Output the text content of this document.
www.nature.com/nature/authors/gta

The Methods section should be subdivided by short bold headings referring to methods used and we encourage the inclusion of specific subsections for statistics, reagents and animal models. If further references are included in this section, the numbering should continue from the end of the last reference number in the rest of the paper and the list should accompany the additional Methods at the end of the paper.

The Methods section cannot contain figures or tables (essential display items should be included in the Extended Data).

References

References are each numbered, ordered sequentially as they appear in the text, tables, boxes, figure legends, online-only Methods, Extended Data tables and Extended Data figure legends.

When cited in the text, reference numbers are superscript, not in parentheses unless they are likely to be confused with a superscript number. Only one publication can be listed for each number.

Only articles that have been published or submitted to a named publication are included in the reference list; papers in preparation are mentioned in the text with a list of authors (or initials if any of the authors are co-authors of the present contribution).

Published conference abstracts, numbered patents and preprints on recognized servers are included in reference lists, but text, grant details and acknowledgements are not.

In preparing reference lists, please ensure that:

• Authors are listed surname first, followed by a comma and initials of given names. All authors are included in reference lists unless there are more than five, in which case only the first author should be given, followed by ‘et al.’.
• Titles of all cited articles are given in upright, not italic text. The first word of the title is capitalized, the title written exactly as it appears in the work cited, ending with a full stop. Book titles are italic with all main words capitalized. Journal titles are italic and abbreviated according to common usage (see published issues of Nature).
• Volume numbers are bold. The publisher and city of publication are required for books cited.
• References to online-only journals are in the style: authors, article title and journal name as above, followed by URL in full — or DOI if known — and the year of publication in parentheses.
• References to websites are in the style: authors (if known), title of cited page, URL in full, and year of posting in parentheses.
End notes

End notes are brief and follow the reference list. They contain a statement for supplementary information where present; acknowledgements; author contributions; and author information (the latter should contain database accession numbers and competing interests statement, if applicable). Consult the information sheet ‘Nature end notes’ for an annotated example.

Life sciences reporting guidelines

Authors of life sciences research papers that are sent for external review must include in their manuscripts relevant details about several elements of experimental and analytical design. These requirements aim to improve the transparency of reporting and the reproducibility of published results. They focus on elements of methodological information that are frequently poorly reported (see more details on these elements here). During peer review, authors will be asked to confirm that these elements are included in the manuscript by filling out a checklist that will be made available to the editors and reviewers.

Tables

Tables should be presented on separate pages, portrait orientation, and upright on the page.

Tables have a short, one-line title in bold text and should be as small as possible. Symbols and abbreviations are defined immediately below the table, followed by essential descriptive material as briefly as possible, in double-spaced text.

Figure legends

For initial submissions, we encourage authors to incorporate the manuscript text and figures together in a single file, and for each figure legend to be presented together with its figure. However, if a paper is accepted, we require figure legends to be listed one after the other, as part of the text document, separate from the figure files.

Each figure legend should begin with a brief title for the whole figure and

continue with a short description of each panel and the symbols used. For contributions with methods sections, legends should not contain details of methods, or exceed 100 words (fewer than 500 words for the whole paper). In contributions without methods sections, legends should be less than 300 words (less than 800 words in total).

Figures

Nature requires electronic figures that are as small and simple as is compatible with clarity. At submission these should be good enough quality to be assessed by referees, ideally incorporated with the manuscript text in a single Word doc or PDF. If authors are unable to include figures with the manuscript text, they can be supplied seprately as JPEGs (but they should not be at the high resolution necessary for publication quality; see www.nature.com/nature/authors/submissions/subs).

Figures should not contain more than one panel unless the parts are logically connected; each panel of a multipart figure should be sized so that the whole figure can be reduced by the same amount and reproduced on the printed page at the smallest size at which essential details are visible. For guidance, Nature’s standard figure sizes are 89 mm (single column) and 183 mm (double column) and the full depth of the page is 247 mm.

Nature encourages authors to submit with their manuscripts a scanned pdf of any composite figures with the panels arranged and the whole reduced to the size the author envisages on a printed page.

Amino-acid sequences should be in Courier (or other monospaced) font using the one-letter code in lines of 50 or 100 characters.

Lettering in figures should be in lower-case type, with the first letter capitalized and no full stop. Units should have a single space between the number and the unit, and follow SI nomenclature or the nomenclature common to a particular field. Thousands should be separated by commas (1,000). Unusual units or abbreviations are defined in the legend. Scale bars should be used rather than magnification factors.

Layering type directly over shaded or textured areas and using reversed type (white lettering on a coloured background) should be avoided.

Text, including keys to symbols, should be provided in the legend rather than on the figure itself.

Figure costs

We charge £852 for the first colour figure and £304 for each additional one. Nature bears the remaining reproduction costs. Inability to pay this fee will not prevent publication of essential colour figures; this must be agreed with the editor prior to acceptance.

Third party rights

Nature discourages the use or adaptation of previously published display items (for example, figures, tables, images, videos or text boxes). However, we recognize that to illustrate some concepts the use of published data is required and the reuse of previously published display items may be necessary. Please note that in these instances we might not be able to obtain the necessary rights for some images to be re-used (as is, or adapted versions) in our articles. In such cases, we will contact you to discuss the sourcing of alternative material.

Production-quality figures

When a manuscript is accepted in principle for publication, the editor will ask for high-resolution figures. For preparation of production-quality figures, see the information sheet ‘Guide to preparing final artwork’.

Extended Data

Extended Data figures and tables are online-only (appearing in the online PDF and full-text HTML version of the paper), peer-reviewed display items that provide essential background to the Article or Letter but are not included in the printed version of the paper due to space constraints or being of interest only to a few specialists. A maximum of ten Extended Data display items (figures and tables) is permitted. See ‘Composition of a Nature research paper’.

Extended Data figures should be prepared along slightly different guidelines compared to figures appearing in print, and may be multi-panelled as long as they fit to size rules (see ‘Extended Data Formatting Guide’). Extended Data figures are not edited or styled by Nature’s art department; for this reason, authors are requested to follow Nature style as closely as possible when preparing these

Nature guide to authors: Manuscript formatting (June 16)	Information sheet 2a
------------------------------------
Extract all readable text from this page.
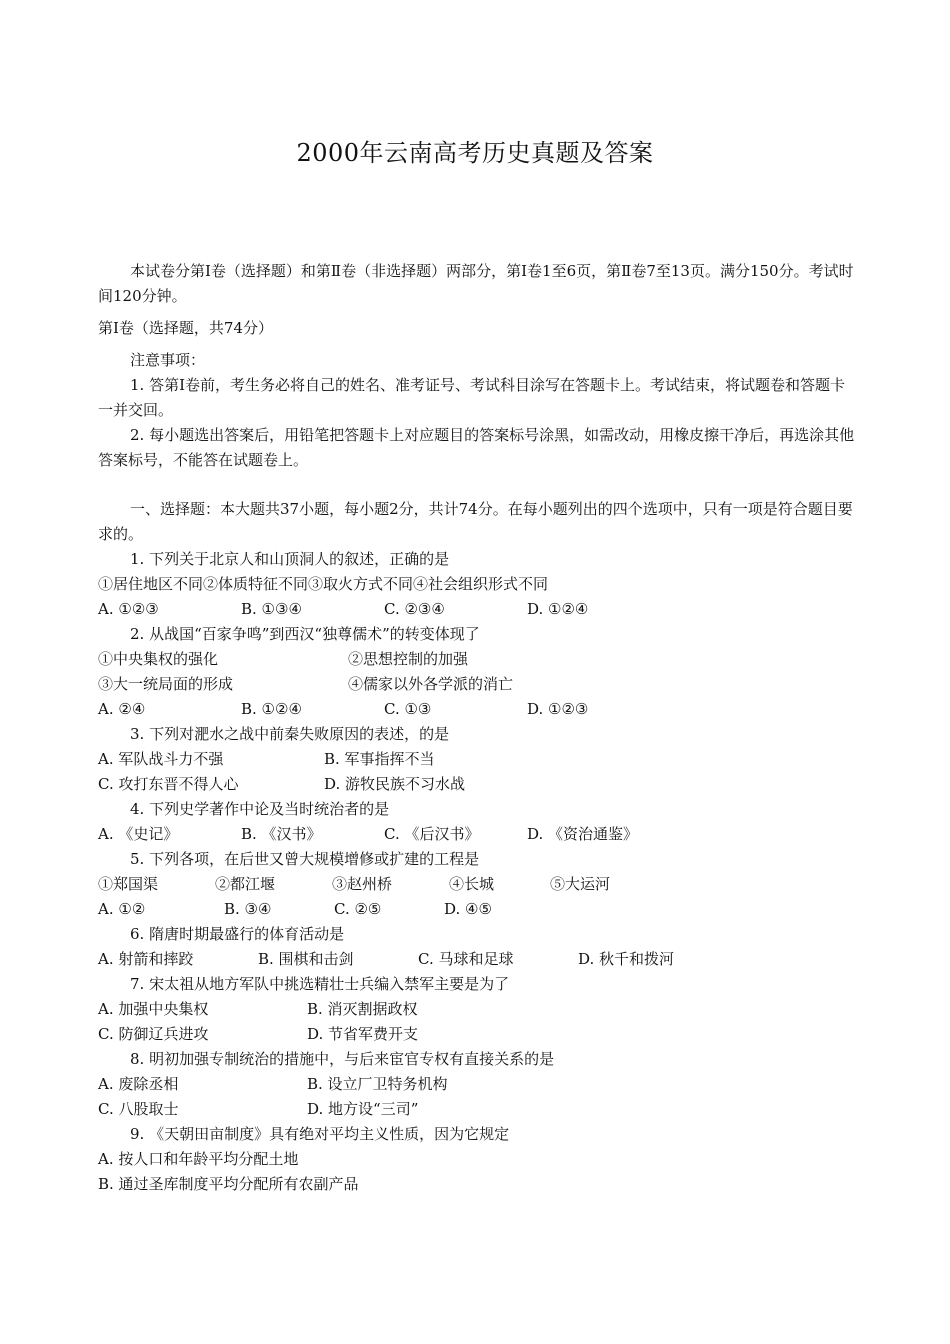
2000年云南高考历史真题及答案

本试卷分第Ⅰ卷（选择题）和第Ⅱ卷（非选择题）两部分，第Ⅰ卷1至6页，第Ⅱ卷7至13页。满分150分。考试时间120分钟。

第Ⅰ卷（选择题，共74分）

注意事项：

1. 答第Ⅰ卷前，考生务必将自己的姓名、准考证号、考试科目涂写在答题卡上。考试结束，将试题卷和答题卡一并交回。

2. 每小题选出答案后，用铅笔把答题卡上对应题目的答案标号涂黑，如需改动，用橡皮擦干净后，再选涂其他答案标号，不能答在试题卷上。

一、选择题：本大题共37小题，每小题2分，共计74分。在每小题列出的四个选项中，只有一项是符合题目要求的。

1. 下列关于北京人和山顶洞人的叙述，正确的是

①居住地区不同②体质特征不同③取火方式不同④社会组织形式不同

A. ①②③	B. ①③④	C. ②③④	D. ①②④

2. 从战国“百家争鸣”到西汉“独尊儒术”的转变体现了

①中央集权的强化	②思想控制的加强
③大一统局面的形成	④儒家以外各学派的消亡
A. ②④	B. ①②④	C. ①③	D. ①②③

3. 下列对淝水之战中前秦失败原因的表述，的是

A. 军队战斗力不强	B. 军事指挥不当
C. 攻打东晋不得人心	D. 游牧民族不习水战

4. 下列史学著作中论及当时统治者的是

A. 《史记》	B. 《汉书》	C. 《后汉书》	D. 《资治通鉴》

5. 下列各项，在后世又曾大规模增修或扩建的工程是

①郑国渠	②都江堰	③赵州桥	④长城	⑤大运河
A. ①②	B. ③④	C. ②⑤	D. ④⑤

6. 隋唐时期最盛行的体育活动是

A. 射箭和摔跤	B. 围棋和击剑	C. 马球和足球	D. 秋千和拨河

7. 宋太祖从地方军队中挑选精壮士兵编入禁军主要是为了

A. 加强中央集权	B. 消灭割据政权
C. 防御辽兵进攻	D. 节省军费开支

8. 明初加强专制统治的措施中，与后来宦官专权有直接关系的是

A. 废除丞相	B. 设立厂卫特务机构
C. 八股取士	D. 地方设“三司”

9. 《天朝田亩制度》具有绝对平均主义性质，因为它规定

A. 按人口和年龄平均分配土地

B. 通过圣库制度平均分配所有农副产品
------------------------------------
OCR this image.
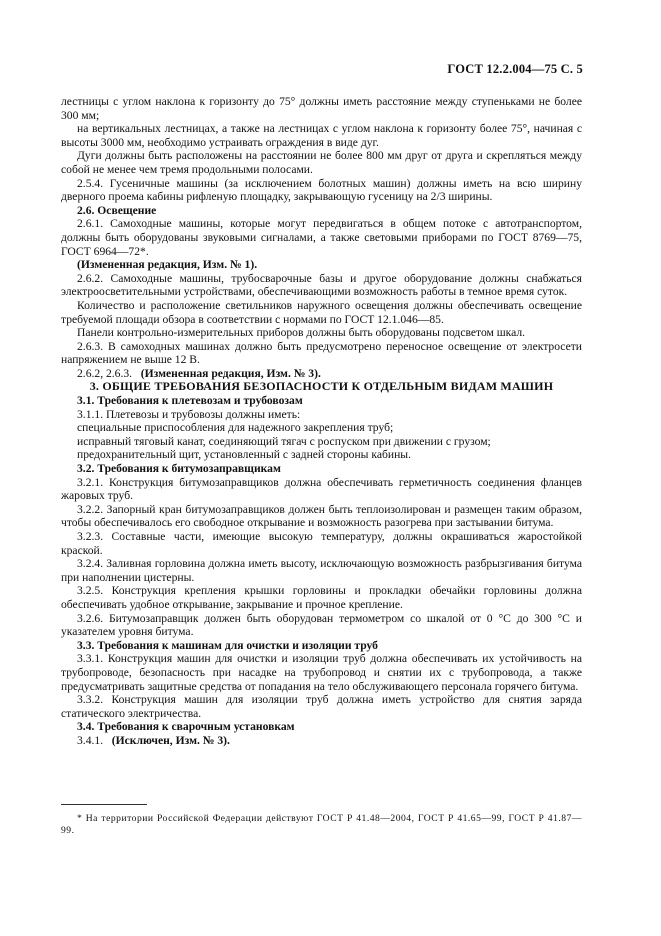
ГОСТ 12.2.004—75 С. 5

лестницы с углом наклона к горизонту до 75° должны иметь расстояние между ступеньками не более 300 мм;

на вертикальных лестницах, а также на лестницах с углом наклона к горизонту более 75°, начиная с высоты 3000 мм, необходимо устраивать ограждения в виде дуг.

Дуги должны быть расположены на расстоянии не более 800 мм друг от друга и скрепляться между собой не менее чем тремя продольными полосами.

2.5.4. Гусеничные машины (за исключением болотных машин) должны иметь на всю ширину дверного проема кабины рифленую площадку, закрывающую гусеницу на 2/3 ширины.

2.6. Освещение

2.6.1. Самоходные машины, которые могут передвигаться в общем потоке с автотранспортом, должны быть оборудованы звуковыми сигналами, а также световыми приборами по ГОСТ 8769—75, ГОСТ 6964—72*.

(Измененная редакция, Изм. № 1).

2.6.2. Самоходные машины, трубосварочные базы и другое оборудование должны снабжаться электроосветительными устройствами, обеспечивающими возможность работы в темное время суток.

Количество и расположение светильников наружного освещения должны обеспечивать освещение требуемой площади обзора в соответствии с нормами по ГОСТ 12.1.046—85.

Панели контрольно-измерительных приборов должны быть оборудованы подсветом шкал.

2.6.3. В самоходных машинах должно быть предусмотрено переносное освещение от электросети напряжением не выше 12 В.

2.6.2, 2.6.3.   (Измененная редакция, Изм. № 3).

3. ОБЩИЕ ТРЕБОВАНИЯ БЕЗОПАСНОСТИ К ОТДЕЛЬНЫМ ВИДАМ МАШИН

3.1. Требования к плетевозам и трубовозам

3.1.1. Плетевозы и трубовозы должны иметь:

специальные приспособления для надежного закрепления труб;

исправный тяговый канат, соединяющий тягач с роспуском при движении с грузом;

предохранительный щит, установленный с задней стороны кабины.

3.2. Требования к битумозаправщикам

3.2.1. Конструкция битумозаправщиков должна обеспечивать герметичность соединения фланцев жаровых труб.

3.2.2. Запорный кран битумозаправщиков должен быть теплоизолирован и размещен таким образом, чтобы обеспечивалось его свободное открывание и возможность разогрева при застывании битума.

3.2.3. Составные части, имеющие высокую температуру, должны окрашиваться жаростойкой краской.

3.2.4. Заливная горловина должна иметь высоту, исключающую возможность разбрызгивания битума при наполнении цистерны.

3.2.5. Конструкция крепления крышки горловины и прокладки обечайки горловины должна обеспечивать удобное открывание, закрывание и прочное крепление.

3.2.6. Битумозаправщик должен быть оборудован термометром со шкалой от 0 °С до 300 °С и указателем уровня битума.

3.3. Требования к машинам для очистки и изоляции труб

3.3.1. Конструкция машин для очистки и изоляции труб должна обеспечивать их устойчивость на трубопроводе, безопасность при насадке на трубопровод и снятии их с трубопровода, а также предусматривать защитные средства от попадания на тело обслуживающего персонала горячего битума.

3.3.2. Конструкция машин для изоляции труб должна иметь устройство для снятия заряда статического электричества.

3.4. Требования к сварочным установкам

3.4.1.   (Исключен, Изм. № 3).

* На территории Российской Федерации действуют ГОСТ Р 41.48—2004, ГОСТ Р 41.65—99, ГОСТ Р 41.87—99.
------------------------------------
■ TASK TO CARRY OUT ■
Say how many lines of the data hold the string "Измененная". Reply with the number alone.

■ WRITTEN SOLUTION ■
2